RECORDS TO USE.

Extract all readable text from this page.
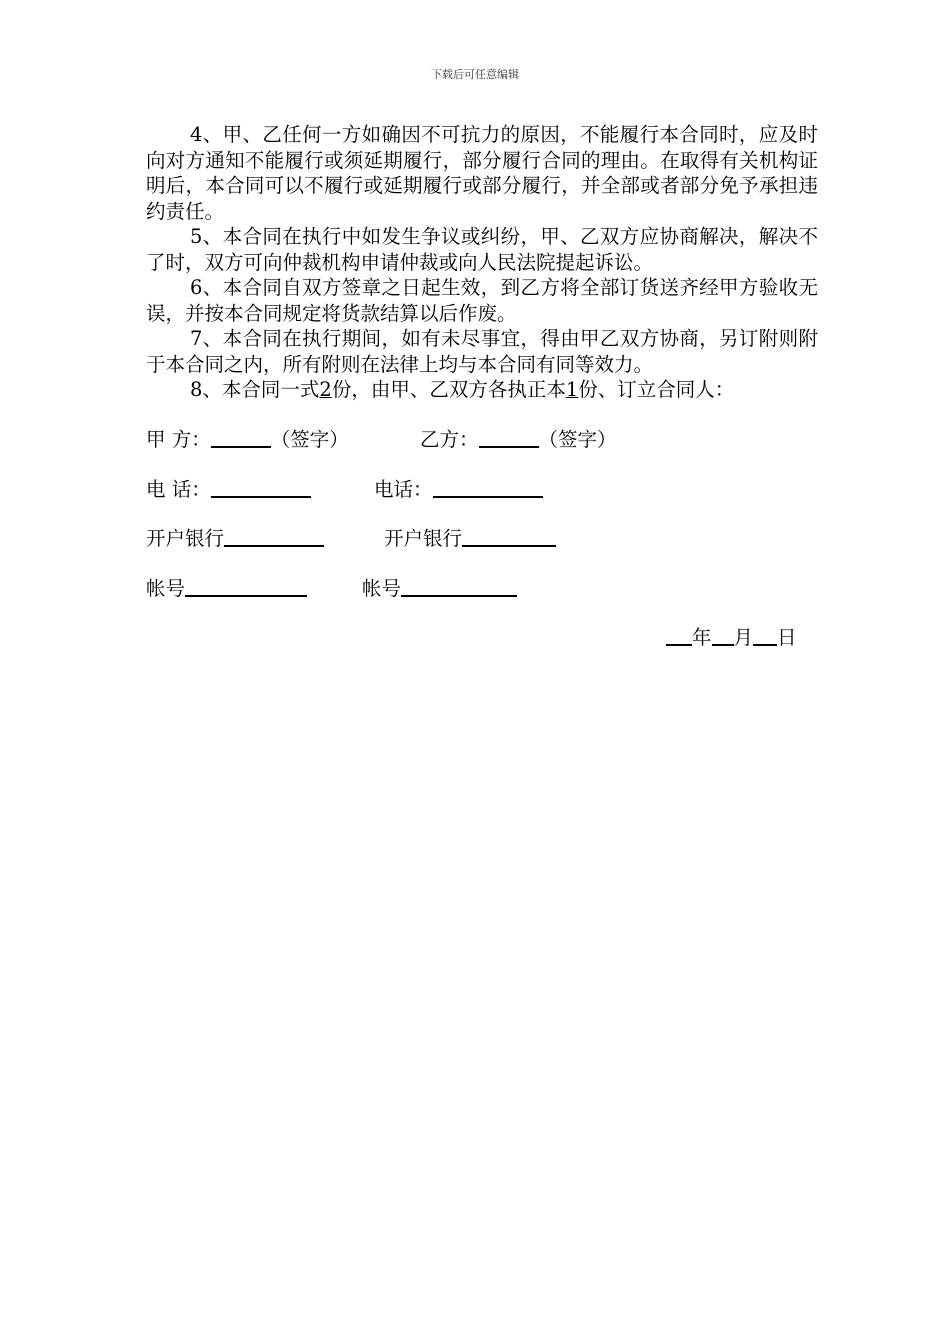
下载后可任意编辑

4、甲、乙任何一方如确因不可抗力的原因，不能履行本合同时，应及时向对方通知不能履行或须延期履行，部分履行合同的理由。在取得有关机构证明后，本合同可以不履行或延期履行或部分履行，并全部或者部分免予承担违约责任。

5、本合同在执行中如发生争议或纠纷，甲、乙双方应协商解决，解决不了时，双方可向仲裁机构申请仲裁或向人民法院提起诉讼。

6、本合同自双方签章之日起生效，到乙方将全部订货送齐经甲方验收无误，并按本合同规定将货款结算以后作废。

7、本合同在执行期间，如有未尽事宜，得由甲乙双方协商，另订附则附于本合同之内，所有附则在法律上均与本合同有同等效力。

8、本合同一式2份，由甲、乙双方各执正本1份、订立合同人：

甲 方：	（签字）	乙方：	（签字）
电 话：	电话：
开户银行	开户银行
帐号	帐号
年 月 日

WORK INSTRUCTIONS.
Could you reproduce every record above exactly, leaving out the pictures?

ANSWER TO THIS EXERCISE.
Extract all readable text from this page.
下载后可任意编辑

4、甲、乙任何一方如确因不可抗力的原因，不能履行本合同时，应及时向对方通知不能履行或须延期履行，部分履行合同的理由。在取得有关机构证明后，本合同可以不履行或延期履行或部分履行，并全部或者部分免予承担违约责任。

5、本合同在执行中如发生争议或纠纷，甲、乙双方应协商解决，解决不了时，双方可向仲裁机构申请仲裁或向人民法院提起诉讼。

6、本合同自双方签章之日起生效，到乙方将全部订货送齐经甲方验收无误，并按本合同规定将货款结算以后作废。

7、本合同在执行期间，如有未尽事宜，得由甲乙双方协商，另订附则附于本合同之内，所有附则在法律上均与本合同有同等效力。

8、本合同一式2份，由甲、乙双方各执正本1份、订立合同人：

甲 方：	（签字）	乙方：	（签字）
电 话：	电话：
开户银行	开户银行
帐号	帐号
年 月 日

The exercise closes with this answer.